### WORK REQUIRED
Restate all of the data exactly.

━━ TASK INPUT

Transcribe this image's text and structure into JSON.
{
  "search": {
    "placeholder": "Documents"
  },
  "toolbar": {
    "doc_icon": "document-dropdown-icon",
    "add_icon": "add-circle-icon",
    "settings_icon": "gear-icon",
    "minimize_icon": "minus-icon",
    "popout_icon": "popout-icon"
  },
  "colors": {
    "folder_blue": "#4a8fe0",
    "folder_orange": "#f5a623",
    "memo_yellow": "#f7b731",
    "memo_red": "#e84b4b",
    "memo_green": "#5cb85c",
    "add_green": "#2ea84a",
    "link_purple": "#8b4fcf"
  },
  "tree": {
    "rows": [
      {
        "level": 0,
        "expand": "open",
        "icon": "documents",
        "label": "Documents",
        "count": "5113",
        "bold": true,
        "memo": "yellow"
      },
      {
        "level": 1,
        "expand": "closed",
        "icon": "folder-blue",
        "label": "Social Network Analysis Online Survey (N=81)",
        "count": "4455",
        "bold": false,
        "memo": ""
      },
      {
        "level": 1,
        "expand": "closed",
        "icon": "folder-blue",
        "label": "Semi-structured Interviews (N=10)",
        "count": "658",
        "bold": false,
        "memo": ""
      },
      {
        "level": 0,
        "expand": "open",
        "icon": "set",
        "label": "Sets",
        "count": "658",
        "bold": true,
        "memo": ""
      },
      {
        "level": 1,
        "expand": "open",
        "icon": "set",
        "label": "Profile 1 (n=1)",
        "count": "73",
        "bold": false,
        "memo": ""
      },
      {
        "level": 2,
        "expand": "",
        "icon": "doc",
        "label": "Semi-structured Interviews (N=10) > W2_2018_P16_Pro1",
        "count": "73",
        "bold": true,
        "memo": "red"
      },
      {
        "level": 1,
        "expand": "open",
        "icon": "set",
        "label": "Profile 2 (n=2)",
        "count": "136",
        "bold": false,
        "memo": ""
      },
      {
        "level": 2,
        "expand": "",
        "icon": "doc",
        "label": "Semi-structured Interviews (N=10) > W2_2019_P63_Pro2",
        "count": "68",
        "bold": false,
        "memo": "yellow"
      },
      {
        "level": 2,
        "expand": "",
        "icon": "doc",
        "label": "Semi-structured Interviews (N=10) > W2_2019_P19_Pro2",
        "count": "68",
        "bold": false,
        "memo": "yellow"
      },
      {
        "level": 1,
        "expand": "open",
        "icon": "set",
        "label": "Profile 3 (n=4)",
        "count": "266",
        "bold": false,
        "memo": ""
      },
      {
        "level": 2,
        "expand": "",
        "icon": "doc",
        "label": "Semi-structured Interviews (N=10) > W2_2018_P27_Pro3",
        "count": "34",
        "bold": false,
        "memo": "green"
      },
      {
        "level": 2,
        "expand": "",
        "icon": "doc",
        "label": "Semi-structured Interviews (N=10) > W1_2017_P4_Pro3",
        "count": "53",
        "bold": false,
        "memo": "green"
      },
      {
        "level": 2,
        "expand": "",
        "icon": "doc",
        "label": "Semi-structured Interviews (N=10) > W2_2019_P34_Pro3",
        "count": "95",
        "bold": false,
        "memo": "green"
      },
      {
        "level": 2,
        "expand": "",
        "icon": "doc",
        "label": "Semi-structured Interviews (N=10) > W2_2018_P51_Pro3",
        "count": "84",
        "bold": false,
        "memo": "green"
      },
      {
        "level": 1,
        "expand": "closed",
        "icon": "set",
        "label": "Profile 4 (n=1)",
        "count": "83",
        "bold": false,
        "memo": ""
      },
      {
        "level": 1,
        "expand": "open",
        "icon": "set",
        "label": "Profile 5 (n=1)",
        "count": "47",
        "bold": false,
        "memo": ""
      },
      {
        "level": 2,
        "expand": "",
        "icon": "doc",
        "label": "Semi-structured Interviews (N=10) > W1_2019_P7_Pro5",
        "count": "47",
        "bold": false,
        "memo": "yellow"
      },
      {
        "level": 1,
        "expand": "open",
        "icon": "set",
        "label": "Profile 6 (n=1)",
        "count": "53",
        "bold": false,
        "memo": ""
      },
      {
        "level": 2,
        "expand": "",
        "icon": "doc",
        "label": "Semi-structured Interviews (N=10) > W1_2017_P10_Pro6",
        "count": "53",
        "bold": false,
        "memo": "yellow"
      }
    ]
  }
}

━━━━

### CORRECT OUTPUT
Transcribe this image's text and structure into JSON.
{
  "search": {
    "placeholder": "Documents"
  },
  "toolbar": {
    "doc_icon": "document-dropdown-icon",
    "add_icon": "add-circle-icon",
    "settings_icon": "gear-icon",
    "minimize_icon": "minus-icon",
    "popout_icon": "popout-icon"
  },
  "colors": {
    "folder_blue": "#4a8fe0",
    "folder_orange": "#f5a623",
    "memo_yellow": "#f7b731",
    "memo_red": "#e84b4b",
    "memo_green": "#5cb85c",
    "add_green": "#2ea84a",
    "link_purple": "#8b4fcf"
  },
  "tree": {
    "rows": [
      {
        "level": 0,
        "expand": "open",
        "icon": "documents",
        "label": "Documents",
        "count": "5113",
        "bold": true,
        "memo": "yellow"
      },
      {
        "level": 1,
        "expand": "closed",
        "icon": "folder-blue",
        "label": "Social Network Analysis Online Survey (N=81)",
        "count": "4455",
        "bold": false,
        "memo": ""
      },
      {
        "level": 1,
        "expand": "closed",
        "icon": "folder-blue",
        "label": "Semi-structured Interviews (N=10)",
        "count": "658",
        "bold": false,
        "memo": ""
      },
      {
        "level": 0,
        "expand": "open",
        "icon": "set",
        "label": "Sets",
        "count": "658",
        "bold": true,
        "memo": ""
      },
      {
        "level": 1,
        "expand": "open",
        "icon": "set",
        "label": "Profile 1 (n=1)",
        "count": "73",
        "bold": false,
        "memo": ""
      },
      {
        "level": 2,
        "expand": "",
        "icon": "doc",
        "label": "Semi-structured Interviews (N=10) > W2_2018_P16_Pro1",
        "count": "73",
        "bold": true,
        "memo": "red"
      },
      {
        "level": 1,
        "expand": "open",
        "icon": "set",
        "label": "Profile 2 (n=2)",
        "count": "136",
        "bold": false,
        "memo": ""
      },
      {
        "level": 2,
        "expand": "",
        "icon": "doc",
        "label": "Semi-structured Interviews (N=10) > W2_2019_P63_Pro2",
        "count": "68",
        "bold": false,
        "memo": "yellow"
      },
      {
        "level": 2,
        "expand": "",
        "icon": "doc",
        "label": "Semi-structured Interviews (N=10) > W2_2019_P19_Pro2",
        "count": "68",
        "bold": false,
        "memo": "yellow"
      },
      {
        "level": 1,
        "expand": "open",
        "icon": "set",
        "label": "Profile 3 (n=4)",
        "count": "266",
        "bold": false,
        "memo": ""
      },
      {
        "level": 2,
        "expand": "",
        "icon": "doc",
        "label": "Semi-structured Interviews (N=10) > W2_2018_P27_Pro3",
        "count": "34",
        "bold": false,
        "memo": "green"
      },
      {
        "level": 2,
        "expand": "",
        "icon": "doc",
        "label": "Semi-structured Interviews (N=10) > W1_2017_P4_Pro3",
        "count": "53",
        "bold": false,
        "memo": "green"
      },
      {
        "level": 2,
        "expand": "",
        "icon": "doc",
        "label": "Semi-structured Interviews (N=10) > W2_2019_P34_Pro3",
        "count": "95",
        "bold": false,
        "memo": "green"
      },
      {
        "level": 2,
        "expand": "",
        "icon": "doc",
        "label": "Semi-structured Interviews (N=10) > W2_2018_P51_Pro3",
        "count": "84",
        "bold": false,
        "memo": "green"
      },
      {
        "level": 1,
        "expand": "closed",
        "icon": "set",
        "label": "Profile 4 (n=1)",
        "count": "83",
        "bold": false,
        "memo": ""
      },
      {
        "level": 1,
        "expand": "open",
        "icon": "set",
        "label": "Profile 5 (n=1)",
        "count": "47",
        "bold": false,
        "memo": ""
      },
      {
        "level": 2,
        "expand": "",
        "icon": "doc",
        "label": "Semi-structured Interviews (N=10) > W1_2019_P7_Pro5",
        "count": "47",
        "bold": false,
        "memo": "yellow"
      },
      {
        "level": 1,
        "expand": "open",
        "icon": "set",
        "label": "Profile 6 (n=1)",
        "count": "53",
        "bold": false,
        "memo": ""
      },
      {
        "level": 2,
        "expand": "",
        "icon": "doc",
        "label": "Semi-structured Interviews (N=10) > W1_2017_P10_Pro6",
        "count": "53",
        "bold": false,
        "memo": "yellow"
      }
    ]
  }
}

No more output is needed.